[TASK TO CARRY OUT]: Omit all pictures. Copy the rest of the material exactly.

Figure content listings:
========================================

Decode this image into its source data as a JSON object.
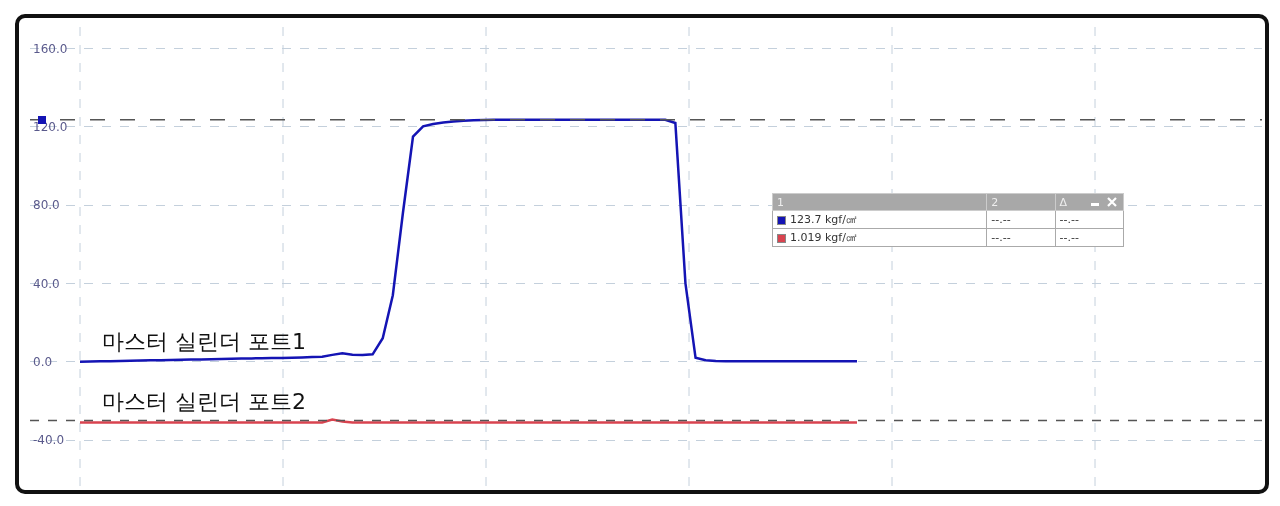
{
  "chart_data": {
    "type": "line",
    "categories": [
      null,
      null,
      null,
      null,
      null,
      null,
      null,
      null,
      null,
      null,
      null,
      null,
      null,
      null,
      null,
      null,
      null,
      null,
      null,
      null,
      null,
      null,
      null,
      null,
      null,
      null,
      null,
      null,
      null,
      null,
      null,
      null,
      null,
      null,
      null,
      null,
      null,
      null,
      null,
      null,
      null,
      null,
      null,
      null,
      null,
      null,
      null,
      null,
      null,
      null,
      null,
      null,
      null,
      null,
      null,
      null,
      null,
      null,
      null,
      null,
      null,
      null,
      null,
      null,
      null,
      null,
      null,
      null,
      null,
      null,
      null,
      null,
      null,
      null,
      null,
      null,
      null,
      null
    ],
    "series": [
      {
        "name": "마스터 실린더 포트1",
        "color": "#1414b4",
        "values": [
          0,
          0.1,
          0.2,
          0.3,
          0.4,
          0.5,
          0.6,
          0.7,
          0.8,
          0.9,
          1.0,
          1.1,
          1.2,
          1.3,
          1.4,
          1.5,
          1.6,
          1.7,
          1.8,
          1.9,
          1.9,
          2.0,
          2.2,
          2.4,
          2.6,
          3.5,
          4.3,
          3.6,
          3.5,
          3.8,
          12,
          34,
          76,
          115,
          120.3,
          121.5,
          122.3,
          122.8,
          123.1,
          123.4,
          123.5,
          123.6,
          123.6,
          123.6,
          123.6,
          123.6,
          123.6,
          123.6,
          123.6,
          123.6,
          123.6,
          123.6,
          123.6,
          123.6,
          123.6,
          123.6,
          123.6,
          123.6,
          123.6,
          122,
          40,
          2,
          0.8,
          0.4,
          0.2,
          0.3,
          0.3,
          0.3,
          0.3,
          0.3,
          0.3,
          0.3,
          0.3,
          0.3,
          0.3,
          0.3,
          0.3,
          0.3
        ]
      },
      {
        "name": "마스터 실린더 포트2",
        "color": "#d9434f",
        "values": [
          -31,
          -31,
          -31,
          -31,
          -31,
          -31,
          -31,
          -31,
          -31,
          -31,
          -31,
          -31,
          -31,
          -31,
          -31,
          -31,
          -31,
          -31,
          -31,
          -31,
          -31,
          -31,
          -31,
          -31,
          -31,
          -29.5,
          -30.5,
          -31,
          -31,
          -31,
          -31,
          -31,
          -31,
          -31,
          -31,
          -31,
          -31,
          -31,
          -31,
          -31,
          -31,
          -31,
          -31,
          -31,
          -31,
          -31,
          -31,
          -31,
          -31,
          -31,
          -31,
          -31,
          -31,
          -31,
          -31,
          -31,
          -31,
          -31,
          -31,
          -31,
          -31,
          -31,
          -31,
          -31,
          -31,
          -31,
          -31,
          -31,
          -31,
          -31,
          -31,
          -31,
          -31,
          -31,
          -31,
          -31,
          -31,
          -31
        ]
      }
    ],
    "ylim": [
      -63.5,
      173.6
    ],
    "yticks": [
      {
        "value": -40,
        "label": "-40.0"
      },
      {
        "value": 0,
        "label": "0.0"
      },
      {
        "value": 40,
        "label": "40.0"
      },
      {
        "value": 80,
        "label": "80.0"
      },
      {
        "value": 120,
        "label": "120.0"
      },
      {
        "value": 160,
        "label": "160.0"
      }
    ],
    "tick_labels": "y",
    "grid": true,
    "line_style": "solid",
    "ref_lines": [
      {
        "axis": "y",
        "value": 123.7,
        "color": "#555555",
        "line_style": "dashed"
      },
      {
        "axis": "y",
        "value": -30,
        "color": "#555555",
        "line_style": "dotted"
      }
    ],
    "annotations": [
      "1",
      "2",
      "Δ",
      "123.7 kgf/㎠",
      "--.--",
      "--.--",
      "1.019 kgf/㎠",
      "--.--",
      "--.--"
    ]
  }
}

========================================

[COMPLETE OUTPUT]:
Decode this image into its source data as a JSON object.
{
  "chart_data": {
    "type": "line",
    "categories": [
      null,
      null,
      null,
      null,
      null,
      null,
      null,
      null,
      null,
      null,
      null,
      null,
      null,
      null,
      null,
      null,
      null,
      null,
      null,
      null,
      null,
      null,
      null,
      null,
      null,
      null,
      null,
      null,
      null,
      null,
      null,
      null,
      null,
      null,
      null,
      null,
      null,
      null,
      null,
      null,
      null,
      null,
      null,
      null,
      null,
      null,
      null,
      null,
      null,
      null,
      null,
      null,
      null,
      null,
      null,
      null,
      null,
      null,
      null,
      null,
      null,
      null,
      null,
      null,
      null,
      null,
      null,
      null,
      null,
      null,
      null,
      null,
      null,
      null,
      null,
      null,
      null,
      null
    ],
    "series": [
      {
        "name": "마스터 실린더 포트1",
        "color": "#1414b4",
        "values": [
          0,
          0.1,
          0.2,
          0.3,
          0.4,
          0.5,
          0.6,
          0.7,
          0.8,
          0.9,
          1.0,
          1.1,
          1.2,
          1.3,
          1.4,
          1.5,
          1.6,
          1.7,
          1.8,
          1.9,
          1.9,
          2.0,
          2.2,
          2.4,
          2.6,
          3.5,
          4.3,
          3.6,
          3.5,
          3.8,
          12,
          34,
          76,
          115,
          120.3,
          121.5,
          122.3,
          122.8,
          123.1,
          123.4,
          123.5,
          123.6,
          123.6,
          123.6,
          123.6,
          123.6,
          123.6,
          123.6,
          123.6,
          123.6,
          123.6,
          123.6,
          123.6,
          123.6,
          123.6,
          123.6,
          123.6,
          123.6,
          123.6,
          122,
          40,
          2,
          0.8,
          0.4,
          0.2,
          0.3,
          0.3,
          0.3,
          0.3,
          0.3,
          0.3,
          0.3,
          0.3,
          0.3,
          0.3,
          0.3,
          0.3,
          0.3
        ]
      },
      {
        "name": "마스터 실린더 포트2",
        "color": "#d9434f",
        "values": [
          -31,
          -31,
          -31,
          -31,
          -31,
          -31,
          -31,
          -31,
          -31,
          -31,
          -31,
          -31,
          -31,
          -31,
          -31,
          -31,
          -31,
          -31,
          -31,
          -31,
          -31,
          -31,
          -31,
          -31,
          -31,
          -29.5,
          -30.5,
          -31,
          -31,
          -31,
          -31,
          -31,
          -31,
          -31,
          -31,
          -31,
          -31,
          -31,
          -31,
          -31,
          -31,
          -31,
          -31,
          -31,
          -31,
          -31,
          -31,
          -31,
          -31,
          -31,
          -31,
          -31,
          -31,
          -31,
          -31,
          -31,
          -31,
          -31,
          -31,
          -31,
          -31,
          -31,
          -31,
          -31,
          -31,
          -31,
          -31,
          -31,
          -31,
          -31,
          -31,
          -31,
          -31,
          -31,
          -31,
          -31,
          -31,
          -31
        ]
      }
    ],
    "ylim": [
      -63.5,
      173.6
    ],
    "yticks": [
      {
        "value": -40,
        "label": "-40.0"
      },
      {
        "value": 0,
        "label": "0.0"
      },
      {
        "value": 40,
        "label": "40.0"
      },
      {
        "value": 80,
        "label": "80.0"
      },
      {
        "value": 120,
        "label": "120.0"
      },
      {
        "value": 160,
        "label": "160.0"
      }
    ],
    "tick_labels": "y",
    "grid": true,
    "line_style": "solid",
    "ref_lines": [
      {
        "axis": "y",
        "value": 123.7,
        "color": "#555555",
        "line_style": "dashed"
      },
      {
        "axis": "y",
        "value": -30,
        "color": "#555555",
        "line_style": "dotted"
      }
    ],
    "annotations": [
      "1",
      "2",
      "Δ",
      "123.7 kgf/㎠",
      "--.--",
      "--.--",
      "1.019 kgf/㎠",
      "--.--",
      "--.--"
    ]
  }
}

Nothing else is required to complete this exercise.